> [Problem to solve]: Return each line containing the string "content".

··· Extracted data

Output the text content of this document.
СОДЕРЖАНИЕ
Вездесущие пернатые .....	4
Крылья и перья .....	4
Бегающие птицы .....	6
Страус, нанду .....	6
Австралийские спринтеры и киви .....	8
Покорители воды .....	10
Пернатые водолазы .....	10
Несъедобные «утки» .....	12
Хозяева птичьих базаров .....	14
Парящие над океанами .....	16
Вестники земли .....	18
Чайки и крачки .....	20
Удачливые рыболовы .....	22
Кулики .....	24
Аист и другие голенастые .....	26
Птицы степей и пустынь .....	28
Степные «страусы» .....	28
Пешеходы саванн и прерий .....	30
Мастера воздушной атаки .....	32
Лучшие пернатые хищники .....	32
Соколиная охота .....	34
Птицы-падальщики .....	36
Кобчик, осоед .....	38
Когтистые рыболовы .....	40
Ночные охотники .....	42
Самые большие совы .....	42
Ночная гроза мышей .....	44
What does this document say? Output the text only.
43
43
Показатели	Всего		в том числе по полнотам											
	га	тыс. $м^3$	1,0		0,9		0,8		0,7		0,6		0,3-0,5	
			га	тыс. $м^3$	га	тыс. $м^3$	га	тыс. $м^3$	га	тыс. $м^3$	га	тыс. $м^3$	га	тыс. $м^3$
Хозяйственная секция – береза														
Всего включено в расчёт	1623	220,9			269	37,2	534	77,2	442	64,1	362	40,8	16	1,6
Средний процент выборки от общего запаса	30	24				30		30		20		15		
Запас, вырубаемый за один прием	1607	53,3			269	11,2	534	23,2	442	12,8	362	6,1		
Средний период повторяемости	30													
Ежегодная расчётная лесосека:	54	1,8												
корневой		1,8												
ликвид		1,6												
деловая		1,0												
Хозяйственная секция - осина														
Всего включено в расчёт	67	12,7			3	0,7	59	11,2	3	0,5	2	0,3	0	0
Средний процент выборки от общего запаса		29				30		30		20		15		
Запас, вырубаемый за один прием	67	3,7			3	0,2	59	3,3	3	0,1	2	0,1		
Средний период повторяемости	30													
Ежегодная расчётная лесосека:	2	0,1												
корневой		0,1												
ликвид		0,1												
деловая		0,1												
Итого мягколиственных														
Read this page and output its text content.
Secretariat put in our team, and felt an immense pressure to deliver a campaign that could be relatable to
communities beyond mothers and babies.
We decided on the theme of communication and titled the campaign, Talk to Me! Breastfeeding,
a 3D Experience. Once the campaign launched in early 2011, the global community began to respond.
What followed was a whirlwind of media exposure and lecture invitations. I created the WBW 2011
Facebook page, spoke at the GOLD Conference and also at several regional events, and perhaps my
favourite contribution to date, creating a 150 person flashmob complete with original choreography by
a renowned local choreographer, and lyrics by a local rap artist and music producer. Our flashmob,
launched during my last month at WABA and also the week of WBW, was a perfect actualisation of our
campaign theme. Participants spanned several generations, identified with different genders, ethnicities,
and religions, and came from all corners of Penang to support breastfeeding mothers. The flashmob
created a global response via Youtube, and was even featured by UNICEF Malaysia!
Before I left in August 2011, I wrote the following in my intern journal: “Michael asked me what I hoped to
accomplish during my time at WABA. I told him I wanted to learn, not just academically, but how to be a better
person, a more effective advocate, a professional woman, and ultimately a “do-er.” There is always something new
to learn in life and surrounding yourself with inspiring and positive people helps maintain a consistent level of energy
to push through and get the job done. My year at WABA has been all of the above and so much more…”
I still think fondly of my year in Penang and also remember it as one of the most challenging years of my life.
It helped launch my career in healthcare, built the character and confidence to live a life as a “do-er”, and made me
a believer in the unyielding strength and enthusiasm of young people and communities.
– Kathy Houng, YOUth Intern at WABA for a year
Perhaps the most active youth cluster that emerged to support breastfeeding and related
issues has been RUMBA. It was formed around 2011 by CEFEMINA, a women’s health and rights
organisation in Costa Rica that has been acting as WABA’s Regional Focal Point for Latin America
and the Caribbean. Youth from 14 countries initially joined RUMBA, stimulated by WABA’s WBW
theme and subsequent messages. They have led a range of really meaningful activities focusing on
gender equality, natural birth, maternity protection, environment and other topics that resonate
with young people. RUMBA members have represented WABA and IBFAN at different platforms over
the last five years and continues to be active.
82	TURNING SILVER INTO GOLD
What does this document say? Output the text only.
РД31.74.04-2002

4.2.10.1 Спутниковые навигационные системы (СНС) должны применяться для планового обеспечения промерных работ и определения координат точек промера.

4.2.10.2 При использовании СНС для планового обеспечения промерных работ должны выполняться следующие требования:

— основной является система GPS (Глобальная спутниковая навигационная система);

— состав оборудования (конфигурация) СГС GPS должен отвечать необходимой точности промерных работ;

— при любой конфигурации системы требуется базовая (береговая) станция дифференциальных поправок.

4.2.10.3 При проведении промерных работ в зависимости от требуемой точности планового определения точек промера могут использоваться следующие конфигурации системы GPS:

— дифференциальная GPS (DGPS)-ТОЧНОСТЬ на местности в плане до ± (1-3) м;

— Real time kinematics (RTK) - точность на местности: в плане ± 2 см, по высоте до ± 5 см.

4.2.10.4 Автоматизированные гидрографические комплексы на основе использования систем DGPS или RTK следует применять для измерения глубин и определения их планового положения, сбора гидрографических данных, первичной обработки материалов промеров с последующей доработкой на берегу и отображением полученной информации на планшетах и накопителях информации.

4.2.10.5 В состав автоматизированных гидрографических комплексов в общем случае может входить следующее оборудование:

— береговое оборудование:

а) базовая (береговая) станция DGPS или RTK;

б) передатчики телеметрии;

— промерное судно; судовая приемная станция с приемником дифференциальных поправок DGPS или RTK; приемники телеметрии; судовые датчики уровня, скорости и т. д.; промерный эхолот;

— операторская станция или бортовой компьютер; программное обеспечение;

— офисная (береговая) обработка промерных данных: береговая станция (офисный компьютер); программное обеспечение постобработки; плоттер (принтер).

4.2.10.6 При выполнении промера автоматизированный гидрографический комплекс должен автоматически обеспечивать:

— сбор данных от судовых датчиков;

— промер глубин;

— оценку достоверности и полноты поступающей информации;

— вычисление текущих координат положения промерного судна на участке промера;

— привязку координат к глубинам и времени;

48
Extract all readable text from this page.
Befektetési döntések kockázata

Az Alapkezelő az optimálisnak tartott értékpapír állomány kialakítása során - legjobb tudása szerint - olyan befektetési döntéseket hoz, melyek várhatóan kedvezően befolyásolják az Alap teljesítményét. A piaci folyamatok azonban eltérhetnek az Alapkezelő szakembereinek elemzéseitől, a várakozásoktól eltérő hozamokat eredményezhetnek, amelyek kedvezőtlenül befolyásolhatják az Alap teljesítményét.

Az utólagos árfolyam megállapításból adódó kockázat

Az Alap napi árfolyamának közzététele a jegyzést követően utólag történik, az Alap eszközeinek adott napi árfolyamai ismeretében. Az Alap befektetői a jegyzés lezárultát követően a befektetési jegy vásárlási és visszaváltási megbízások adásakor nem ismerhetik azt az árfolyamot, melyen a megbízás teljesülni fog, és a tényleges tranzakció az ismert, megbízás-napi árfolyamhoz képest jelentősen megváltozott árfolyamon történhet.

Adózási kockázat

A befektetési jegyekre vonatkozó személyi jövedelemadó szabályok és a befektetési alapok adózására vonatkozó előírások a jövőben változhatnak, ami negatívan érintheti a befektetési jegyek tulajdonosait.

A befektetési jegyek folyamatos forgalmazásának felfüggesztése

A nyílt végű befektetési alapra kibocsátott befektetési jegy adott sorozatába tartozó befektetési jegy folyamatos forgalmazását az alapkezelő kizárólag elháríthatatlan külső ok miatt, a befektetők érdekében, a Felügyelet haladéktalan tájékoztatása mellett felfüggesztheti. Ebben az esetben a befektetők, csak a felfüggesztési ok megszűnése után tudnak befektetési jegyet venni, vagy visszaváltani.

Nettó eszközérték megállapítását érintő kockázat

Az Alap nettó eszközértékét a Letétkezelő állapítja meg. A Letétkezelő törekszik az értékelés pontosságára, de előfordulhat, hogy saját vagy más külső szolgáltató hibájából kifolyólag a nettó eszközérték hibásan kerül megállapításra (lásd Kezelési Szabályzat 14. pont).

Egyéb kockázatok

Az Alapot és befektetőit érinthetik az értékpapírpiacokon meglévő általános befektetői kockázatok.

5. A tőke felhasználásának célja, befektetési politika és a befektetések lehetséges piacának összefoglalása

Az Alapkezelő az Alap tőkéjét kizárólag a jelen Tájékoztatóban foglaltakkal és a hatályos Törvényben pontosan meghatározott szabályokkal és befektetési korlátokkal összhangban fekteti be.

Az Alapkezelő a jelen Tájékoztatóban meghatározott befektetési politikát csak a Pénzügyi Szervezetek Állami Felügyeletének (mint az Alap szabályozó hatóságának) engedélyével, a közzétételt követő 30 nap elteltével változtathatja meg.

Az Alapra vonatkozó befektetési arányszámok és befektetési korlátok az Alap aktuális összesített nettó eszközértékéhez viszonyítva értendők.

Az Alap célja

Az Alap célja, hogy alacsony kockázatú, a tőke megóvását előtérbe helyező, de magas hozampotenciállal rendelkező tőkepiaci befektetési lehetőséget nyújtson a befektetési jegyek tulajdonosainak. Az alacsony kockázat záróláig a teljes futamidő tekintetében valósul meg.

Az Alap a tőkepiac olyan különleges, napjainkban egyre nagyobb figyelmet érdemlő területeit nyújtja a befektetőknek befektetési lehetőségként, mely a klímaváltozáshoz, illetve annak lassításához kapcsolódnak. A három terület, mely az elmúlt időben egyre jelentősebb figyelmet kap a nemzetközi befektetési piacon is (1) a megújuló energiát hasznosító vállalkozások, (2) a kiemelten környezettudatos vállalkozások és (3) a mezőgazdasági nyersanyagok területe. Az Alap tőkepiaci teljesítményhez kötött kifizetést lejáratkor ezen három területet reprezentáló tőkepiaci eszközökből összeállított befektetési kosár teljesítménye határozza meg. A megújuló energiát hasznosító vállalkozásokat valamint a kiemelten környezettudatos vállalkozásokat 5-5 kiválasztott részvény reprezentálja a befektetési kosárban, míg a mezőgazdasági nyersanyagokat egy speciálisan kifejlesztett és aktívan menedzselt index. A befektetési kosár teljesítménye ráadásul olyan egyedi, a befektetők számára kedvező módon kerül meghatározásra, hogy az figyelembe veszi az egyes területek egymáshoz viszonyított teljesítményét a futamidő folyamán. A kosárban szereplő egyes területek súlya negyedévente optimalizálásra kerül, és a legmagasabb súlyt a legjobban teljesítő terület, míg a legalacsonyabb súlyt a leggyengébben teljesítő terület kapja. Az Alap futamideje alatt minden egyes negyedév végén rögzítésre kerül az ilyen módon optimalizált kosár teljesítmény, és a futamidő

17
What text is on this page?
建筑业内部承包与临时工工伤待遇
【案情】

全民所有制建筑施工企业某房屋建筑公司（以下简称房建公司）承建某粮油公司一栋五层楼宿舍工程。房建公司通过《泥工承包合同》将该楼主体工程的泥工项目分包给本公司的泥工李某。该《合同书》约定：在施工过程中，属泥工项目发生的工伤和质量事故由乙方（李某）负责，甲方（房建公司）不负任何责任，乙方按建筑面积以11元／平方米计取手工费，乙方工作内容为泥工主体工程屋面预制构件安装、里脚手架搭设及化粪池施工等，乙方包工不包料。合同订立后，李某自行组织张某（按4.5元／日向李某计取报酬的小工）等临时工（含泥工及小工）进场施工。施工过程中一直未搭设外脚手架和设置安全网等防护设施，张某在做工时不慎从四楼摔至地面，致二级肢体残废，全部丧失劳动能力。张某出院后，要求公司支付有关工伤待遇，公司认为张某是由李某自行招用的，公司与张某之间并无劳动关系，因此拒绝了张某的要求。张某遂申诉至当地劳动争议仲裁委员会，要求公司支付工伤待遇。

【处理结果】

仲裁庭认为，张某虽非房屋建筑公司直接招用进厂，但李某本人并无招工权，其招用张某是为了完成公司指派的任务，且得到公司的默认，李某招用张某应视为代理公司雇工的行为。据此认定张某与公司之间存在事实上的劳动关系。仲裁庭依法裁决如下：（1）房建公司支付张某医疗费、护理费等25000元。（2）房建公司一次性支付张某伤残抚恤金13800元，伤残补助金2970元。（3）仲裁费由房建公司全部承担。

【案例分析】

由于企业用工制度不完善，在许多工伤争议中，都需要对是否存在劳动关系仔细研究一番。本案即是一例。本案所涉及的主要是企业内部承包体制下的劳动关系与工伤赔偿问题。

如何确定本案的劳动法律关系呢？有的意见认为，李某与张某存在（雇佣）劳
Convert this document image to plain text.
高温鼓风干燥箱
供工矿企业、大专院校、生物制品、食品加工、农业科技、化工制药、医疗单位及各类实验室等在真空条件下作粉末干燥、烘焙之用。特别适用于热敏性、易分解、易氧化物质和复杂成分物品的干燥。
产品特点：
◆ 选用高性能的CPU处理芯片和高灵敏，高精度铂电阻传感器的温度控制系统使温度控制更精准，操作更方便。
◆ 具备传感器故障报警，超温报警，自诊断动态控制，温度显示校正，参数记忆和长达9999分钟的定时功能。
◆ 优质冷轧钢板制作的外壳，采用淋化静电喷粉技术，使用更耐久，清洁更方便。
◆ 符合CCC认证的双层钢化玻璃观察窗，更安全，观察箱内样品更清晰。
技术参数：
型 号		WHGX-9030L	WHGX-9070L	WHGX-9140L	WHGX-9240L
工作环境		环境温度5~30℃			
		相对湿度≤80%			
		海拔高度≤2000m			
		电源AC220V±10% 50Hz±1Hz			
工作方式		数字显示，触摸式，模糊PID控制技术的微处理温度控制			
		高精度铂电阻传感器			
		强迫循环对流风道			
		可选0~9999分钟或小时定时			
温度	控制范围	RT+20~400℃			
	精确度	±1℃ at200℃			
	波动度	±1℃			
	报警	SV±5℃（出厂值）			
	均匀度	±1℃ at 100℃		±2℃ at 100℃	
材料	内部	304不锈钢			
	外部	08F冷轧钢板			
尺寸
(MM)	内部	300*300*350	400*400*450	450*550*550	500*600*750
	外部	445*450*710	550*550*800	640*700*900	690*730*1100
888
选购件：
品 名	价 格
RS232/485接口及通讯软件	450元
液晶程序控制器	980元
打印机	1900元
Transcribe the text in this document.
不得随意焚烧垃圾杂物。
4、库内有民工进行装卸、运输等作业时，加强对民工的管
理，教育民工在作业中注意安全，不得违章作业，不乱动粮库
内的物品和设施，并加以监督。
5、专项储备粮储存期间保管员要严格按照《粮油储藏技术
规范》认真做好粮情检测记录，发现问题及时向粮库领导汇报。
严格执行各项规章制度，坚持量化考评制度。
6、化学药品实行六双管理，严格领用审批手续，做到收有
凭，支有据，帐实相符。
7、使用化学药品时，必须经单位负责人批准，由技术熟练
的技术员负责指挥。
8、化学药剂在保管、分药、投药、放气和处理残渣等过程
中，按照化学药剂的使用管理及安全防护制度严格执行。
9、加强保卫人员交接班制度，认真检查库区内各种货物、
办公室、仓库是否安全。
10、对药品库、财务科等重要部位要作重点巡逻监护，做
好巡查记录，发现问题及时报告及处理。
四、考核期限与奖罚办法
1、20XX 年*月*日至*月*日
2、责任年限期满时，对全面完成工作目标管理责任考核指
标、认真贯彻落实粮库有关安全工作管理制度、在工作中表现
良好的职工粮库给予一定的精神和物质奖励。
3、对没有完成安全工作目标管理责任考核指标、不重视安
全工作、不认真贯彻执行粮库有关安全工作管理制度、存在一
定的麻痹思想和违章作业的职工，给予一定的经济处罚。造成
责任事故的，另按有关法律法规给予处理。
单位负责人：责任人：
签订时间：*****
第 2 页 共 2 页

······

> [Task result]:
Output the text content of this document.
Read this page and output its text content.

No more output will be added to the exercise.